_PROVIDED MATERIAL_

┌────────

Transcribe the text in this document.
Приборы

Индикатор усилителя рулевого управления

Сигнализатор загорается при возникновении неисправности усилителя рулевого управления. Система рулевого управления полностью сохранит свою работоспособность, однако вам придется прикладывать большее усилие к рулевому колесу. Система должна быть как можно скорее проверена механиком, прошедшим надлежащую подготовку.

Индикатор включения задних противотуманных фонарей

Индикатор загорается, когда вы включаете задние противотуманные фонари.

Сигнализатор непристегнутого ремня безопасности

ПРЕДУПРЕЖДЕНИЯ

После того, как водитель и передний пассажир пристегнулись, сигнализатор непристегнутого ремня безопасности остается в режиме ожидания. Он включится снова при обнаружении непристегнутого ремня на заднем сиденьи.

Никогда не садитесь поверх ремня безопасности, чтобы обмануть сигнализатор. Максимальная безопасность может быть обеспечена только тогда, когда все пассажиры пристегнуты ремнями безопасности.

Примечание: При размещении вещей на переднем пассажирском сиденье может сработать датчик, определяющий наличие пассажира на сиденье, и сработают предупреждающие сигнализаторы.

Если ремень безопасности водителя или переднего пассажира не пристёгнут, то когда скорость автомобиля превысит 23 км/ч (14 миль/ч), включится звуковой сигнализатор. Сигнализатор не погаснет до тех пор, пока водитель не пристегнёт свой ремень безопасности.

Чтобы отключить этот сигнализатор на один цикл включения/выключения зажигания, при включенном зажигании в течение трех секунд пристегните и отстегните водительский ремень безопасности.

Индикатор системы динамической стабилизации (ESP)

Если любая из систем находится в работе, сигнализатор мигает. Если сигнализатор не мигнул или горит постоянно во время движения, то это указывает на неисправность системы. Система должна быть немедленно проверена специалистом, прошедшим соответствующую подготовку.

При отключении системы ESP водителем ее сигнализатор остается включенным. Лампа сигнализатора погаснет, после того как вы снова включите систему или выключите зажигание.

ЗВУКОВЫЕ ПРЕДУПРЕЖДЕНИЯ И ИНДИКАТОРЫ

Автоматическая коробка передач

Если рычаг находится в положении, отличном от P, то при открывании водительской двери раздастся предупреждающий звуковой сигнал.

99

└────────
┌────────

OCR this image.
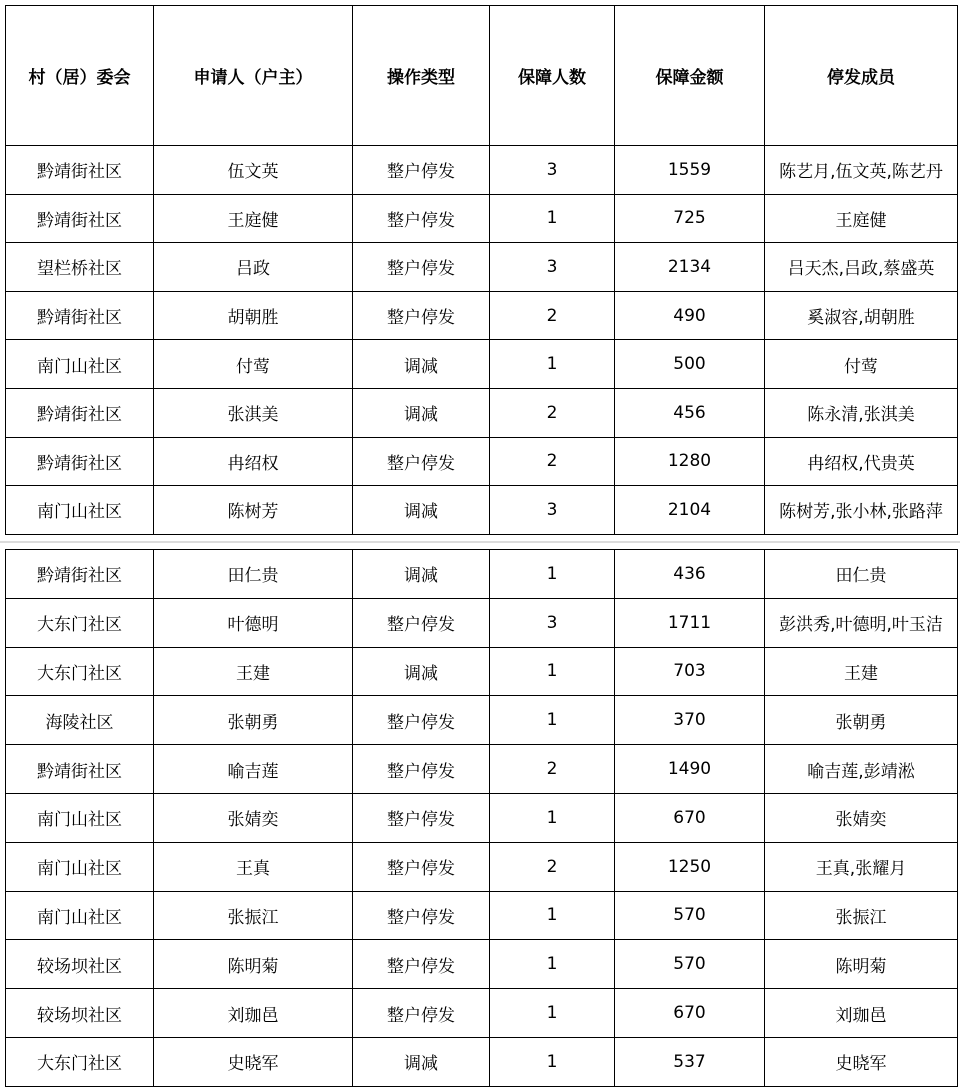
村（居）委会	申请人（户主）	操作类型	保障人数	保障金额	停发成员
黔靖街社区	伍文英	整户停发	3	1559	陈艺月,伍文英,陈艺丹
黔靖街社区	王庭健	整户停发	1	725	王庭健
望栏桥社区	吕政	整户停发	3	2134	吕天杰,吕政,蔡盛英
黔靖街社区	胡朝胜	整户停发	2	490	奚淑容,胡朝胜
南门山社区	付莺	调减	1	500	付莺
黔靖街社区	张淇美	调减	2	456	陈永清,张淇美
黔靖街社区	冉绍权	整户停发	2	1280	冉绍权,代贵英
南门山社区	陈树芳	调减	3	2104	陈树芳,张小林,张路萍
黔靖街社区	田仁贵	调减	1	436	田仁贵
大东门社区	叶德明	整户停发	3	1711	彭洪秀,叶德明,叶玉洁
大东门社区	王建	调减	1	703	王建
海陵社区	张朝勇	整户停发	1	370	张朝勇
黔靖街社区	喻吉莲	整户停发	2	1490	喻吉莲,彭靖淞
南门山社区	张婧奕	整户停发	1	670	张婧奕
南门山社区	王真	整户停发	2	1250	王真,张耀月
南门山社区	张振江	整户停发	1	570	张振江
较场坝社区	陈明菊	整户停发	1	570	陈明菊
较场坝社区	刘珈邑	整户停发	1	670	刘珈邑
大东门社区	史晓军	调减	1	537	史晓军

└────────

_TASK DESCRIPTION_
Your task is to gather all lines from the entries above that hold the word "может".

_SOLUTION TO THE PROBLEM_
Никогда не садитесь поверх ремня безопасности, чтобы обмануть сигнализатор. Максимальная безопасность может быть обеспечена только тогда, когда все пассажиры пристегнуты ремнями безопасности.
Примечание: При размещении вещей на переднем пассажирском сиденье может сработать датчик, определяющий наличие пассажира на сиденье, и сработают предупреждающие сигнализаторы.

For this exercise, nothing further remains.